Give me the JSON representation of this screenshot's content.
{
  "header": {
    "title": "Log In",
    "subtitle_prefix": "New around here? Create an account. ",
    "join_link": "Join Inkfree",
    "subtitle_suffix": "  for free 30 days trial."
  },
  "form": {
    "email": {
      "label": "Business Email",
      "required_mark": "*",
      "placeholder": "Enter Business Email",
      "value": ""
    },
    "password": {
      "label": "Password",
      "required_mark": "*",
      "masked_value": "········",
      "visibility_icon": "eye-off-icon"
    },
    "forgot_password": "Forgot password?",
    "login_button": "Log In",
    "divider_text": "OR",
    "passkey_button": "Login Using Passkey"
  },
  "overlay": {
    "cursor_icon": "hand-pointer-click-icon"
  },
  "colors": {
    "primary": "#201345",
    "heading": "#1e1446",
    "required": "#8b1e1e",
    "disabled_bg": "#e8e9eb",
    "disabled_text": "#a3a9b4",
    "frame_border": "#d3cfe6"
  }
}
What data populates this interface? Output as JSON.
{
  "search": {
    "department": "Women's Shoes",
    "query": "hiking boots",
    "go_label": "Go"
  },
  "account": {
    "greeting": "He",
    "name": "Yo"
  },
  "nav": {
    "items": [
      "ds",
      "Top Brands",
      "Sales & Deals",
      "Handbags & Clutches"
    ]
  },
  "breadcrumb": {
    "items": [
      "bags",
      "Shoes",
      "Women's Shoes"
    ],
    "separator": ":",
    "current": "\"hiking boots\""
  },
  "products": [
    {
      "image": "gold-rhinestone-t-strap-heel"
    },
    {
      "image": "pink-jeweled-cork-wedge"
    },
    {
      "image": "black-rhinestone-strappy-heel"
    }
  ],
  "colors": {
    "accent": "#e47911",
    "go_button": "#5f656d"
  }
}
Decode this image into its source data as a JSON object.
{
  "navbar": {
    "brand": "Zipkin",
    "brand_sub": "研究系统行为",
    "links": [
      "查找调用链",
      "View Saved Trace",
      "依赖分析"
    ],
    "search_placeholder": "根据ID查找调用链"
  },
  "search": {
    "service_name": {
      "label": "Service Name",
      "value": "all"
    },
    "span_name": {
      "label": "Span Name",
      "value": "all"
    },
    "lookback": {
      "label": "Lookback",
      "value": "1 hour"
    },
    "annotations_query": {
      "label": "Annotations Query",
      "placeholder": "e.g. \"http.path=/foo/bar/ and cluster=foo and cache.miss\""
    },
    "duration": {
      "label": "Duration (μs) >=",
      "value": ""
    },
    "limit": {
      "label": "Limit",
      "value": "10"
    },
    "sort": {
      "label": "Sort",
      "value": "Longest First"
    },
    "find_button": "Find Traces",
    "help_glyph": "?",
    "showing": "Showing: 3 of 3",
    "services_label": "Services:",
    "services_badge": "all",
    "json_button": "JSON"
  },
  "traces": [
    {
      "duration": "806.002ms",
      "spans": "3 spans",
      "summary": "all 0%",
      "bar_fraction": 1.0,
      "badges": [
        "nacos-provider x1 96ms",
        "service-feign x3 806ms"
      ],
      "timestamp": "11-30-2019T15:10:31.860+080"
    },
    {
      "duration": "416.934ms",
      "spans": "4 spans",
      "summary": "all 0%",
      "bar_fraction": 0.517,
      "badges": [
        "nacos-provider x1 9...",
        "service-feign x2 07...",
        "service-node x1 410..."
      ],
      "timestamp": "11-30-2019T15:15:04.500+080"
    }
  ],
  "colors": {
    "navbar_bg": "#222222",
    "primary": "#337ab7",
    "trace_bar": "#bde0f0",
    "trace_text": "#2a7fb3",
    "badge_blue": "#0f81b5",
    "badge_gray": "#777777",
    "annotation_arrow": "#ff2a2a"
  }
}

### PROBLEM STATEMENT
Print every entry exactly as written.

### TASK RESULT
Give me the JSON representation of this screenshot's content.
{
  "header": {
    "title": "Log In",
    "subtitle_prefix": "New around here? Create an account. ",
    "join_link": "Join Inkfree",
    "subtitle_suffix": "  for free 30 days trial."
  },
  "form": {
    "email": {
      "label": "Business Email",
      "required_mark": "*",
      "placeholder": "Enter Business Email",
      "value": ""
    },
    "password": {
      "label": "Password",
      "required_mark": "*",
      "masked_value": "········",
      "visibility_icon": "eye-off-icon"
    },
    "forgot_password": "Forgot password?",
    "login_button": "Log In",
    "divider_text": "OR",
    "passkey_button": "Login Using Passkey"
  },
  "overlay": {
    "cursor_icon": "hand-pointer-click-icon"
  },
  "colors": {
    "primary": "#201345",
    "heading": "#1e1446",
    "required": "#8b1e1e",
    "disabled_bg": "#e8e9eb",
    "disabled_text": "#a3a9b4",
    "frame_border": "#d3cfe6"
  }
}
What data populates this interface? Output as JSON.
{
  "search": {
    "department": "Women's Shoes",
    "query": "hiking boots",
    "go_label": "Go"
  },
  "account": {
    "greeting": "He",
    "name": "Yo"
  },
  "nav": {
    "items": [
      "ds",
      "Top Brands",
      "Sales & Deals",
      "Handbags & Clutches"
    ]
  },
  "breadcrumb": {
    "items": [
      "bags",
      "Shoes",
      "Women's Shoes"
    ],
    "separator": ":",
    "current": "\"hiking boots\""
  },
  "products": [
    {
      "image": "gold-rhinestone-t-strap-heel"
    },
    {
      "image": "pink-jeweled-cork-wedge"
    },
    {
      "image": "black-rhinestone-strappy-heel"
    }
  ],
  "colors": {
    "accent": "#e47911",
    "go_button": "#5f656d"
  }
}
Decode this image into its source data as a JSON object.
{
  "navbar": {
    "brand": "Zipkin",
    "brand_sub": "研究系统行为",
    "links": [
      "查找调用链",
      "View Saved Trace",
      "依赖分析"
    ],
    "search_placeholder": "根据ID查找调用链"
  },
  "search": {
    "service_name": {
      "label": "Service Name",
      "value": "all"
    },
    "span_name": {
      "label": "Span Name",
      "value": "all"
    },
    "lookback": {
      "label": "Lookback",
      "value": "1 hour"
    },
    "annotations_query": {
      "label": "Annotations Query",
      "placeholder": "e.g. \"http.path=/foo/bar/ and cluster=foo and cache.miss\""
    },
    "duration": {
      "label": "Duration (μs) >=",
      "value": ""
    },
    "limit": {
      "label": "Limit",
      "value": "10"
    },
    "sort": {
      "label": "Sort",
      "value": "Longest First"
    },
    "find_button": "Find Traces",
    "help_glyph": "?",
    "showing": "Showing: 3 of 3",
    "services_label": "Services:",
    "services_badge": "all",
    "json_button": "JSON"
  },
  "traces": [
    {
      "duration": "806.002ms",
      "spans": "3 spans",
      "summary": "all 0%",
      "bar_fraction": 1.0,
      "badges": [
        "nacos-provider x1 96ms",
        "service-feign x3 806ms"
      ],
      "timestamp": "11-30-2019T15:10:31.860+080"
    },
    {
      "duration": "416.934ms",
      "spans": "4 spans",
      "summary": "all 0%",
      "bar_fraction": 0.517,
      "badges": [
        "nacos-provider x1 9...",
        "service-feign x2 07...",
        "service-node x1 410..."
      ],
      "timestamp": "11-30-2019T15:15:04.500+080"
    }
  ],
  "colors": {
    "navbar_bg": "#222222",
    "primary": "#337ab7",
    "trace_bar": "#bde0f0",
    "trace_text": "#2a7fb3",
    "badge_blue": "#0f81b5",
    "badge_gray": "#777777",
    "annotation_arrow": "#ff2a2a"
  }
}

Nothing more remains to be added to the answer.